Your answer is a single number: how many lines hold the word "每行首个非"?
====== Exercise data ======
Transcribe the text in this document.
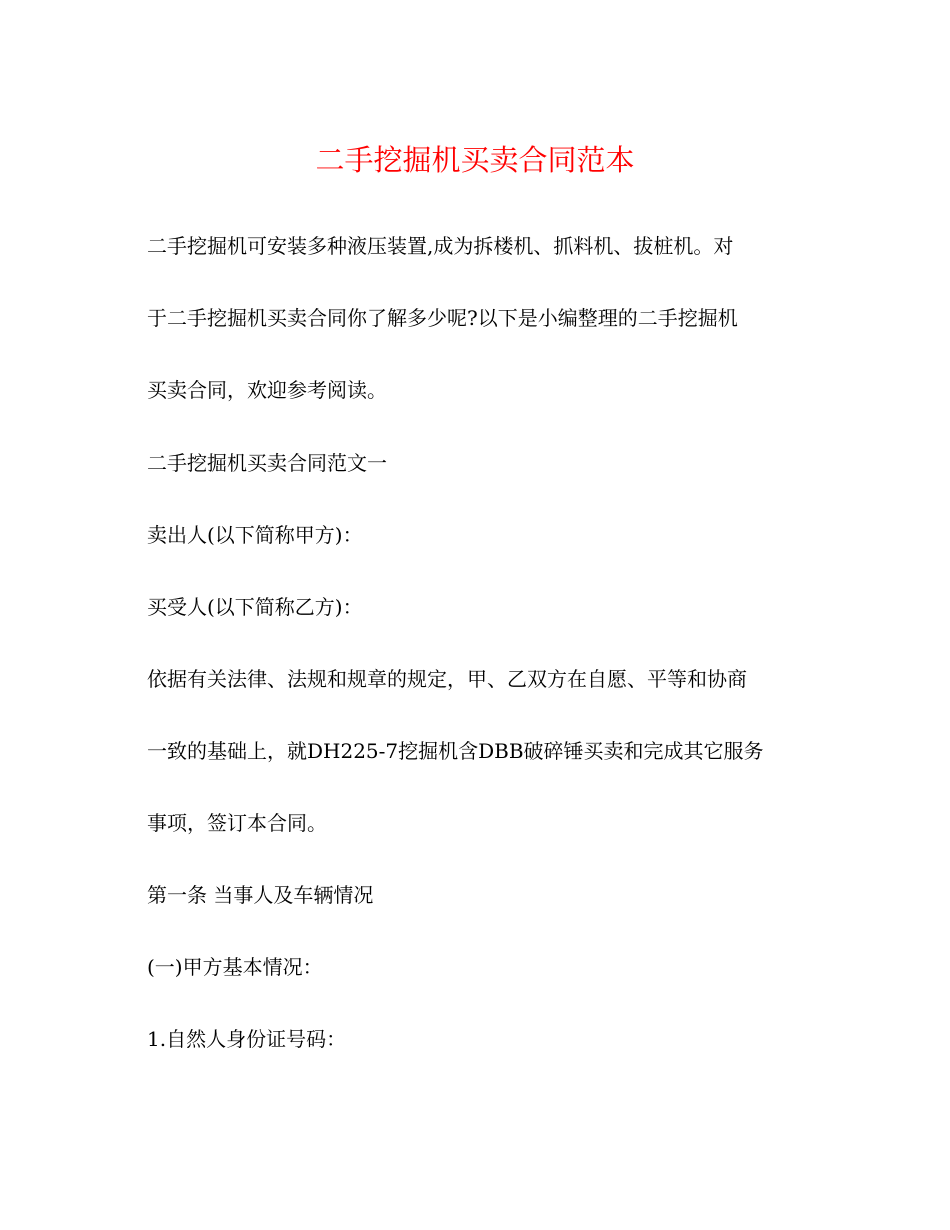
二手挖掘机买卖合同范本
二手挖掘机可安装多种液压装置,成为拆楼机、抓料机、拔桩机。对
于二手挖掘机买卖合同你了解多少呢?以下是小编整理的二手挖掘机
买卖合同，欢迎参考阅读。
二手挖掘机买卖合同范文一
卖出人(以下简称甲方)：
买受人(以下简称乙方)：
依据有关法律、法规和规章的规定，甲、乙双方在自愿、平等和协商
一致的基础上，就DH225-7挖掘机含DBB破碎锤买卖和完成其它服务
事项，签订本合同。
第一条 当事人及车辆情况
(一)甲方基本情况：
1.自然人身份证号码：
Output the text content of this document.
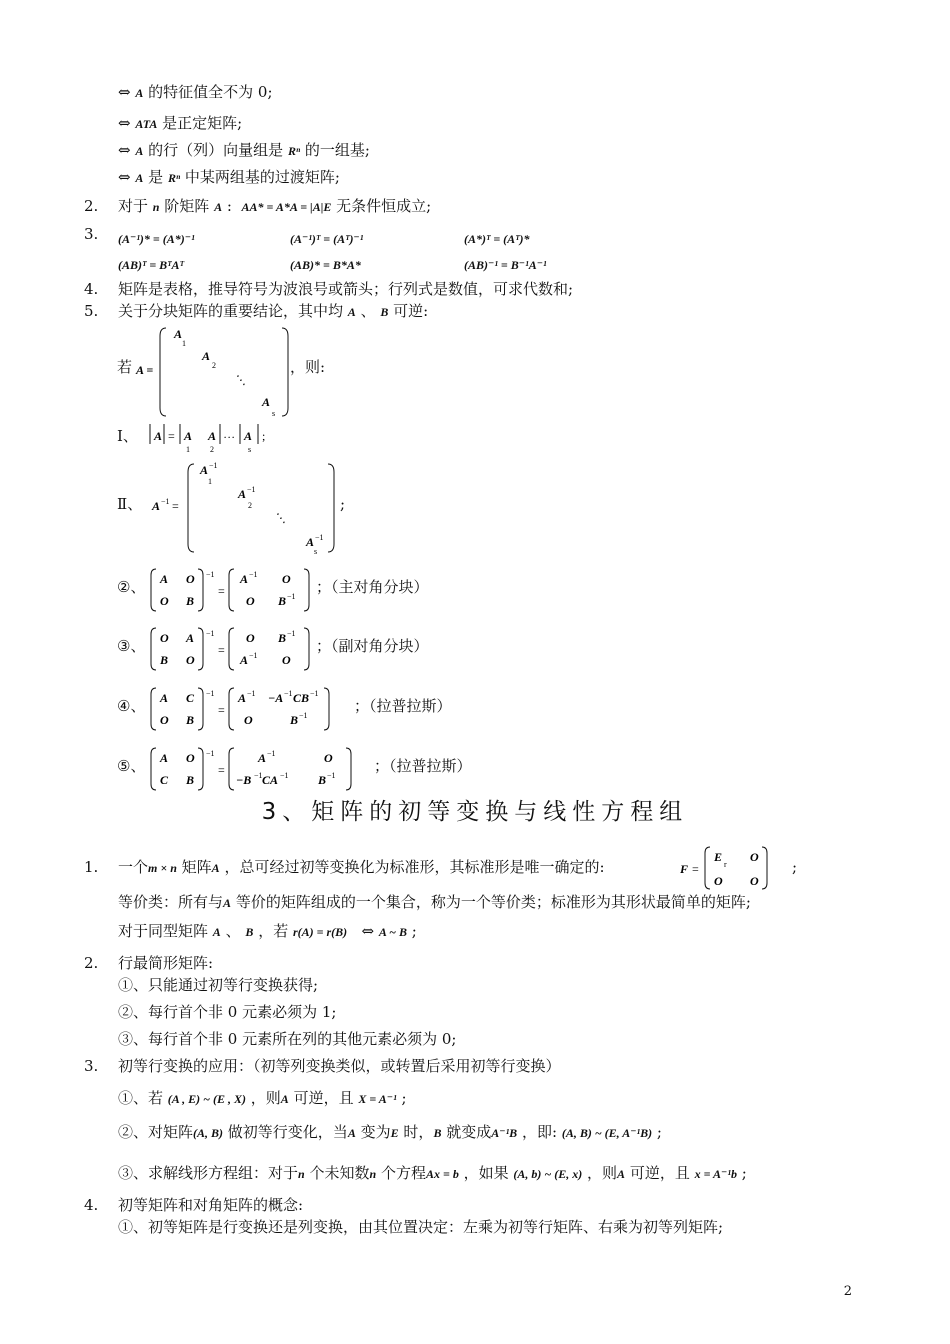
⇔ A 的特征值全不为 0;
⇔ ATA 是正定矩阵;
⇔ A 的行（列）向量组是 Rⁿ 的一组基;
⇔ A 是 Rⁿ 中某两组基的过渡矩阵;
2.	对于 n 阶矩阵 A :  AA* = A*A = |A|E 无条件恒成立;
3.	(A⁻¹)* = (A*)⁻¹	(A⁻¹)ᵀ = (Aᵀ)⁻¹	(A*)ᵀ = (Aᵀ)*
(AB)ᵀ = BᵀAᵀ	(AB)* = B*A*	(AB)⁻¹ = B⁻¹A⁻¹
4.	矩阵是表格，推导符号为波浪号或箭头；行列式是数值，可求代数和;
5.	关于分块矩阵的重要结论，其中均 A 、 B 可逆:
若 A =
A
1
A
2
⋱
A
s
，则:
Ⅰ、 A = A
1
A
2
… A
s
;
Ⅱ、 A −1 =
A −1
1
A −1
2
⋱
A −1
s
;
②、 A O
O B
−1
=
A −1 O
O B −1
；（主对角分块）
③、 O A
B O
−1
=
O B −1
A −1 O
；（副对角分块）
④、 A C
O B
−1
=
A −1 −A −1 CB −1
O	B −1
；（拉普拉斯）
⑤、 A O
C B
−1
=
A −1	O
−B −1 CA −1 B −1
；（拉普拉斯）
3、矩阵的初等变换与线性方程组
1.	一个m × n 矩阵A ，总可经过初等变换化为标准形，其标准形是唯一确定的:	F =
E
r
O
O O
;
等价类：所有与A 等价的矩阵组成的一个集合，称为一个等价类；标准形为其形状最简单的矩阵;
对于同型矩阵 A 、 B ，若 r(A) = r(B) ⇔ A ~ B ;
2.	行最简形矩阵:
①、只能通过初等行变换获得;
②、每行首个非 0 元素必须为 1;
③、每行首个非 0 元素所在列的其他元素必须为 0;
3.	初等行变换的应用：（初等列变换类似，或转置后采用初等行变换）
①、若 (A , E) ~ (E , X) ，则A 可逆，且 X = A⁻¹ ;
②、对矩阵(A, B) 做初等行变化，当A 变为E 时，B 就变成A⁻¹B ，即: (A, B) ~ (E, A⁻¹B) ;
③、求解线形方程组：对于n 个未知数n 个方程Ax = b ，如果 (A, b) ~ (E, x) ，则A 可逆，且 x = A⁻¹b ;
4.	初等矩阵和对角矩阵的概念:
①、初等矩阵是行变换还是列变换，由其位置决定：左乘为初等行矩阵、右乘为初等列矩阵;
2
======
====== Exercise data ======
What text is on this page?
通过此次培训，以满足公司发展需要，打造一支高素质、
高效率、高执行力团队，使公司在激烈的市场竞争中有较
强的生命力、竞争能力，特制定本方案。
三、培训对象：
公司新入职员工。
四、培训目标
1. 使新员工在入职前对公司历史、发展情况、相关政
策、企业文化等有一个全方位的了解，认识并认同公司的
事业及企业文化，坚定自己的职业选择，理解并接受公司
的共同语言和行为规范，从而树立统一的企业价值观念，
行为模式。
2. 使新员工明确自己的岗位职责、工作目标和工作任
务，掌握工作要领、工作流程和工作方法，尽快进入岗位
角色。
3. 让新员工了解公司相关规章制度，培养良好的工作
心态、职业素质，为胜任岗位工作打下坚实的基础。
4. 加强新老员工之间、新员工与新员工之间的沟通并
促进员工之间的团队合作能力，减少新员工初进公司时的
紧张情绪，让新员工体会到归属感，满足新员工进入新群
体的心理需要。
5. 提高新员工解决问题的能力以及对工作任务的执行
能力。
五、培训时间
======
====== Exercise data ======
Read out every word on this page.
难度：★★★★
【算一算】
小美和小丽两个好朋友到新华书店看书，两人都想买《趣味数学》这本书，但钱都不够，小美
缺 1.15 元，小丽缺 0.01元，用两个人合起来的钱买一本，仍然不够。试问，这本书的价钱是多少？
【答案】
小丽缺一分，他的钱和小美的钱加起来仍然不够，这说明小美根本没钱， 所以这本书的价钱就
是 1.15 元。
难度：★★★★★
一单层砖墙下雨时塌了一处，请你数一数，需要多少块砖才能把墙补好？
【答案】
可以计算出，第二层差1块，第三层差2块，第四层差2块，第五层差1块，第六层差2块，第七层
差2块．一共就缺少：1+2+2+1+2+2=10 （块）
======
Solved problem »
2